### SHORT TASK
Can you output the records below exactly as they are written?
───── STORED DATA
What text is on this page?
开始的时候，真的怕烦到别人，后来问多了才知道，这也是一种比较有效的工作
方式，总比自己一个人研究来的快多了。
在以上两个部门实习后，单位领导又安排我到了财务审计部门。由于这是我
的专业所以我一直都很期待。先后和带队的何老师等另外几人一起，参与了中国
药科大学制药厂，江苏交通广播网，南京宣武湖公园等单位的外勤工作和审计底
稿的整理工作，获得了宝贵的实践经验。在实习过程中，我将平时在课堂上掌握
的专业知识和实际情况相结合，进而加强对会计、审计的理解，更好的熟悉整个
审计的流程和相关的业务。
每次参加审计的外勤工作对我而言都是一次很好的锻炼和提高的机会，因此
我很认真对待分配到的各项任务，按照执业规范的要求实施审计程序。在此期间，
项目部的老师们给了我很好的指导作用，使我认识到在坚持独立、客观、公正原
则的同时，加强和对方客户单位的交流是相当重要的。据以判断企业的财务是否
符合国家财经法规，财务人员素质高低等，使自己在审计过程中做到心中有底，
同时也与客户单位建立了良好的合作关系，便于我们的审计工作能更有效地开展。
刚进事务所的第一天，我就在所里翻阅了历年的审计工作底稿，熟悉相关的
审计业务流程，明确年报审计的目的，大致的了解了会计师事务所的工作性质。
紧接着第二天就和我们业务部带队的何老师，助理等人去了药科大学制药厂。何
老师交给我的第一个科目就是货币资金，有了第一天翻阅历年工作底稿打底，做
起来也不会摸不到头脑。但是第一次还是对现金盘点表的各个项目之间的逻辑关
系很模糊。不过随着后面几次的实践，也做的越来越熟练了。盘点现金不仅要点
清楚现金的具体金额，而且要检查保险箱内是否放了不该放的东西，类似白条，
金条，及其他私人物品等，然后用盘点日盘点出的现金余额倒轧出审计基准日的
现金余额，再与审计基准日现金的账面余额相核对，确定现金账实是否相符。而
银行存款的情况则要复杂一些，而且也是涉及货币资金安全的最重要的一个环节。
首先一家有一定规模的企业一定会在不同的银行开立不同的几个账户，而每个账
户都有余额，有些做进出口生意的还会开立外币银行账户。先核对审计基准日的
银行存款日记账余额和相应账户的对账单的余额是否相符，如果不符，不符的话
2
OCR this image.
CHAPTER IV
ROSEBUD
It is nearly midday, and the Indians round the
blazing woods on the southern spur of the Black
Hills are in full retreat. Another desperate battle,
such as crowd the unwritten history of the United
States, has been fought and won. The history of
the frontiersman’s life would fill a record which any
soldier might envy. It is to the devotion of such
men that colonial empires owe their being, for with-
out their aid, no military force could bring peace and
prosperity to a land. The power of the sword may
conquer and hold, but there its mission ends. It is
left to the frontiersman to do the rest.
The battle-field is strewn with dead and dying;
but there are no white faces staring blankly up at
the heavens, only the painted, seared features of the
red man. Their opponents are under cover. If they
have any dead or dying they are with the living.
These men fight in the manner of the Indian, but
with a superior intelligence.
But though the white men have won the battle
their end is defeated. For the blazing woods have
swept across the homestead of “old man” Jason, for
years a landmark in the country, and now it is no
──────────
### RESULT
What text is on this page?
开始的时候，真的怕烦到别人，后来问多了才知道，这也是一种比较有效的工作
方式，总比自己一个人研究来的快多了。
在以上两个部门实习后，单位领导又安排我到了财务审计部门。由于这是我
的专业所以我一直都很期待。先后和带队的何老师等另外几人一起，参与了中国
药科大学制药厂，江苏交通广播网，南京宣武湖公园等单位的外勤工作和审计底
稿的整理工作，获得了宝贵的实践经验。在实习过程中，我将平时在课堂上掌握
的专业知识和实际情况相结合，进而加强对会计、审计的理解，更好的熟悉整个
审计的流程和相关的业务。
每次参加审计的外勤工作对我而言都是一次很好的锻炼和提高的机会，因此
我很认真对待分配到的各项任务，按照执业规范的要求实施审计程序。在此期间，
项目部的老师们给了我很好的指导作用，使我认识到在坚持独立、客观、公正原
则的同时，加强和对方客户单位的交流是相当重要的。据以判断企业的财务是否
符合国家财经法规，财务人员素质高低等，使自己在审计过程中做到心中有底，
同时也与客户单位建立了良好的合作关系，便于我们的审计工作能更有效地开展。
刚进事务所的第一天，我就在所里翻阅了历年的审计工作底稿，熟悉相关的
审计业务流程，明确年报审计的目的，大致的了解了会计师事务所的工作性质。
紧接着第二天就和我们业务部带队的何老师，助理等人去了药科大学制药厂。何
老师交给我的第一个科目就是货币资金，有了第一天翻阅历年工作底稿打底，做
起来也不会摸不到头脑。但是第一次还是对现金盘点表的各个项目之间的逻辑关
系很模糊。不过随着后面几次的实践，也做的越来越熟练了。盘点现金不仅要点
清楚现金的具体金额，而且要检查保险箱内是否放了不该放的东西，类似白条，
金条，及其他私人物品等，然后用盘点日盘点出的现金余额倒轧出审计基准日的
现金余额，再与审计基准日现金的账面余额相核对，确定现金账实是否相符。而
银行存款的情况则要复杂一些，而且也是涉及货币资金安全的最重要的一个环节。
首先一家有一定规模的企业一定会在不同的银行开立不同的几个账户，而每个账
户都有余额，有些做进出口生意的还会开立外币银行账户。先核对审计基准日的
银行存款日记账余额和相应账户的对账单的余额是否相符，如果不符，不符的话
2
OCR this image.
CHAPTER IV
ROSEBUD
It is nearly midday, and the Indians round the
blazing woods on the southern spur of the Black
Hills are in full retreat. Another desperate battle,
such as crowd the unwritten history of the United
States, has been fought and won. The history of
the frontiersman’s life would fill a record which any
soldier might envy. It is to the devotion of such
men that colonial empires owe their being, for with-
out their aid, no military force could bring peace and
prosperity to a land. The power of the sword may
conquer and hold, but there its mission ends. It is
left to the frontiersman to do the rest.
The battle-field is strewn with dead and dying;
but there are no white faces staring blankly up at
the heavens, only the painted, seared features of the
red man. Their opponents are under cover. If they
have any dead or dying they are with the living.
These men fight in the manner of the Indian, but
with a superior intelligence.
But though the white men have won the battle
their end is defeated. For the blazing woods have
swept across the homestead of “old man” Jason, for
years a landmark in the country, and now it is no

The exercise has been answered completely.